Copy out all the entries exactly.
════════
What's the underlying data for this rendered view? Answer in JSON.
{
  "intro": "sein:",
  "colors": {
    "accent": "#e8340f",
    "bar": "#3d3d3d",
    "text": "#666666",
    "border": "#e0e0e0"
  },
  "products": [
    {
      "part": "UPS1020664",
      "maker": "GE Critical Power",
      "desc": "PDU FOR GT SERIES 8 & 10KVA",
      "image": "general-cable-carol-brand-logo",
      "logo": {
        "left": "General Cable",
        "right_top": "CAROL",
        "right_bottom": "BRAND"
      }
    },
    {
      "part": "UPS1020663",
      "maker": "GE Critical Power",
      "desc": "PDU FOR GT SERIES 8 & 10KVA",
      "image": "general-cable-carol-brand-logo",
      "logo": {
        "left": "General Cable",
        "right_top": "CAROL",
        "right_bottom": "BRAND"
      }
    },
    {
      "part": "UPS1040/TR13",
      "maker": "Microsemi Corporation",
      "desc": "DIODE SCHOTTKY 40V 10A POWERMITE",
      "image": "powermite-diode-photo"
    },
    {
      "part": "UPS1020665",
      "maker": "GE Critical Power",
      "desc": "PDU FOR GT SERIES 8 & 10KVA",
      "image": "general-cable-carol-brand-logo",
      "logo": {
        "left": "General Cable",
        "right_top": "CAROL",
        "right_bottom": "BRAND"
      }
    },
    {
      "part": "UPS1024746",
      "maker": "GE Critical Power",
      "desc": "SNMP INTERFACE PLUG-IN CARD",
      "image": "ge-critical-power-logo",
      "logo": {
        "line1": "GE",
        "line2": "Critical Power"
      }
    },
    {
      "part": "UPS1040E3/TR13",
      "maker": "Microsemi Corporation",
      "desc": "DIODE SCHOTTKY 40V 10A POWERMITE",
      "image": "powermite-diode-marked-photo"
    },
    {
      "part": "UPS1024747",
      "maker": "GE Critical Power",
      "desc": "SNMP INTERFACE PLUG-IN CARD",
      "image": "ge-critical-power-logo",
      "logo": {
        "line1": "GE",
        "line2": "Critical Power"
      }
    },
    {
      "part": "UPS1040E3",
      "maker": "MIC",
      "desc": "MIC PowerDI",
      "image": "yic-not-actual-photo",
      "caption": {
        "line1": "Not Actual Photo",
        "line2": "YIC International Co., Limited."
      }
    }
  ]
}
════════
COMPLETE OUTPUT:
What's the underlying data for this rendered view? Answer in JSON.
{
  "intro": "sein:",
  "colors": {
    "accent": "#e8340f",
    "bar": "#3d3d3d",
    "text": "#666666",
    "border": "#e0e0e0"
  },
  "products": [
    {
      "part": "UPS1020664",
      "maker": "GE Critical Power",
      "desc": "PDU FOR GT SERIES 8 & 10KVA",
      "image": "general-cable-carol-brand-logo",
      "logo": {
        "left": "General Cable",
        "right_top": "CAROL",
        "right_bottom": "BRAND"
      }
    },
    {
      "part": "UPS1020663",
      "maker": "GE Critical Power",
      "desc": "PDU FOR GT SERIES 8 & 10KVA",
      "image": "general-cable-carol-brand-logo",
      "logo": {
        "left": "General Cable",
        "right_top": "CAROL",
        "right_bottom": "BRAND"
      }
    },
    {
      "part": "UPS1040/TR13",
      "maker": "Microsemi Corporation",
      "desc": "DIODE SCHOTTKY 40V 10A POWERMITE",
      "image": "powermite-diode-photo"
    },
    {
      "part": "UPS1020665",
      "maker": "GE Critical Power",
      "desc": "PDU FOR GT SERIES 8 & 10KVA",
      "image": "general-cable-carol-brand-logo",
      "logo": {
        "left": "General Cable",
        "right_top": "CAROL",
        "right_bottom": "BRAND"
      }
    },
    {
      "part": "UPS1024746",
      "maker": "GE Critical Power",
      "desc": "SNMP INTERFACE PLUG-IN CARD",
      "image": "ge-critical-power-logo",
      "logo": {
        "line1": "GE",
        "line2": "Critical Power"
      }
    },
    {
      "part": "UPS1040E3/TR13",
      "maker": "Microsemi Corporation",
      "desc": "DIODE SCHOTTKY 40V 10A POWERMITE",
      "image": "powermite-diode-marked-photo"
    },
    {
      "part": "UPS1024747",
      "maker": "GE Critical Power",
      "desc": "SNMP INTERFACE PLUG-IN CARD",
      "image": "ge-critical-power-logo",
      "logo": {
        "line1": "GE",
        "line2": "Critical Power"
      }
    },
    {
      "part": "UPS1040E3",
      "maker": "MIC",
      "desc": "MIC PowerDI",
      "image": "yic-not-actual-photo",
      "caption": {
        "line1": "Not Actual Photo",
        "line2": "YIC International Co., Limited."
      }
    }
  ]
}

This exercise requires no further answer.